- Figure dataset records -
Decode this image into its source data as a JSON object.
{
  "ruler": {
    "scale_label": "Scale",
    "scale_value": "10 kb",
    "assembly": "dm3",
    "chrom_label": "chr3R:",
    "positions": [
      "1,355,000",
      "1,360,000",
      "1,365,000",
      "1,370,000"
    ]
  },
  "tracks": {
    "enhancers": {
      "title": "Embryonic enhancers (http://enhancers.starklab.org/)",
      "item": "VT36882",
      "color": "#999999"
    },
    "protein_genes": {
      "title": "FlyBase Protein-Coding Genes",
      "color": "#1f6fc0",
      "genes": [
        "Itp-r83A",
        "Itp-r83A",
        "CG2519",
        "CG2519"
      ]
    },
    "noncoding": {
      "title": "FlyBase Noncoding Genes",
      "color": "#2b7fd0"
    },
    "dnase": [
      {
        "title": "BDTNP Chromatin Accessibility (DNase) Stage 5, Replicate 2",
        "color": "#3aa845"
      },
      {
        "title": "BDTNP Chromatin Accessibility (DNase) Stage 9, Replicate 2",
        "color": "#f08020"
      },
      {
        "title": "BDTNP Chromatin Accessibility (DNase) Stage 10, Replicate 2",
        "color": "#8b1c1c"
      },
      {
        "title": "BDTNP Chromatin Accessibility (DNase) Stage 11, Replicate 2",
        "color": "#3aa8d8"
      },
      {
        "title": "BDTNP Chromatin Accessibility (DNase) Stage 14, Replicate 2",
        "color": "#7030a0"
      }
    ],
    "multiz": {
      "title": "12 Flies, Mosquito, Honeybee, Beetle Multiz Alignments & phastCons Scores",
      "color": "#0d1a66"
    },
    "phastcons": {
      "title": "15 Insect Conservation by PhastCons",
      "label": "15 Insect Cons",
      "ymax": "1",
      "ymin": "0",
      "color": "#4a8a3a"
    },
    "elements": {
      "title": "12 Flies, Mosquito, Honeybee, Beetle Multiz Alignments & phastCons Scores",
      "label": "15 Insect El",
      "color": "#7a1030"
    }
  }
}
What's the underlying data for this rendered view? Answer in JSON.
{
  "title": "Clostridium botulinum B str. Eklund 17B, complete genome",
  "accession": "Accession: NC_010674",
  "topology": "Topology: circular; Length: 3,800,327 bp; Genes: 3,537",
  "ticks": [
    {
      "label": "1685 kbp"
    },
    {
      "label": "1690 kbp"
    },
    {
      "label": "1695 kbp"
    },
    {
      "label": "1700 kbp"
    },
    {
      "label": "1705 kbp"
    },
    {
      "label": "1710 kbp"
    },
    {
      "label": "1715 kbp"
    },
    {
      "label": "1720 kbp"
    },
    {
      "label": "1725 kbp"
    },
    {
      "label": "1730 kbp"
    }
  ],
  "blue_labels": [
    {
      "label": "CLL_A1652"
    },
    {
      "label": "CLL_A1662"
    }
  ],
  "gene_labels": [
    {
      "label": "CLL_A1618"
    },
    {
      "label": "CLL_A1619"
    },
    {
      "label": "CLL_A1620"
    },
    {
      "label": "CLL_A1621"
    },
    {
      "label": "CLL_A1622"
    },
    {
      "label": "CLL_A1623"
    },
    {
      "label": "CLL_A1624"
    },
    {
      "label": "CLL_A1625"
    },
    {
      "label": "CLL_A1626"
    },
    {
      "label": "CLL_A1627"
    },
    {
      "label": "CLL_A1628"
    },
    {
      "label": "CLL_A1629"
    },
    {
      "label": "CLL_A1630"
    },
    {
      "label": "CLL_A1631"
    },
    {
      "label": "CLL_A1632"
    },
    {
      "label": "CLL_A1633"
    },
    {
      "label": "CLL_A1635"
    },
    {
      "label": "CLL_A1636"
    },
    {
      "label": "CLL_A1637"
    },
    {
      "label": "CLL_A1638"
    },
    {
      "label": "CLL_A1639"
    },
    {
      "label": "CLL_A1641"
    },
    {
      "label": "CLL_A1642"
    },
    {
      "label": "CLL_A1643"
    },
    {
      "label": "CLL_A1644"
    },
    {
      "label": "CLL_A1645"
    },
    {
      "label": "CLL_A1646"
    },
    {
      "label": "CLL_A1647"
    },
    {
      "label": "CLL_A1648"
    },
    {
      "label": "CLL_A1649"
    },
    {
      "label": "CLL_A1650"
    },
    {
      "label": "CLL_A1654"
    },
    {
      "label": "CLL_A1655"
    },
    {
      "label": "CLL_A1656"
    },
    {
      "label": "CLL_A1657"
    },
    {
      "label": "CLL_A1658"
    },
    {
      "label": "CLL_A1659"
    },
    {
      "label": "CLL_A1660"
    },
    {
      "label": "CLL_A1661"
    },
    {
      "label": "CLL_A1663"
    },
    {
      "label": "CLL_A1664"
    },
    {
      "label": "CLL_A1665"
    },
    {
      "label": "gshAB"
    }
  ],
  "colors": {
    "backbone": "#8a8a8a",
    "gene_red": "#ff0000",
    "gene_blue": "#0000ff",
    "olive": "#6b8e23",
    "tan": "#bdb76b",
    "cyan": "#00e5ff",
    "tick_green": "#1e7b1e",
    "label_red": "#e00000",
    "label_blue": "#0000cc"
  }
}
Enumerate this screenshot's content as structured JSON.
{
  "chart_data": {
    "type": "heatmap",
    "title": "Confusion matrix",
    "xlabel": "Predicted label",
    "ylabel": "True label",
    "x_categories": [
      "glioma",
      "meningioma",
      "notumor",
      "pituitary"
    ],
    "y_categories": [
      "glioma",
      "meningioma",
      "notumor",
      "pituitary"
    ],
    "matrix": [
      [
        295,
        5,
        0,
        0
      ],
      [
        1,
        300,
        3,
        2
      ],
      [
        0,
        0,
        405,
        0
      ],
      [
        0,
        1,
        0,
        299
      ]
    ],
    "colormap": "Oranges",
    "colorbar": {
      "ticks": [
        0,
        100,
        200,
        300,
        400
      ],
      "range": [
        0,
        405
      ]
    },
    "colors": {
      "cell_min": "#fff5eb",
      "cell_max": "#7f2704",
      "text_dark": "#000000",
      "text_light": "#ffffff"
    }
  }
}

- BRIEF -
Go through the entries and report every line with the string "enhancers".

- EXPECTED ANSWER -
    "enhancers": {
      "title": "Embryonic enhancers (http://enhancers.starklab.org/)",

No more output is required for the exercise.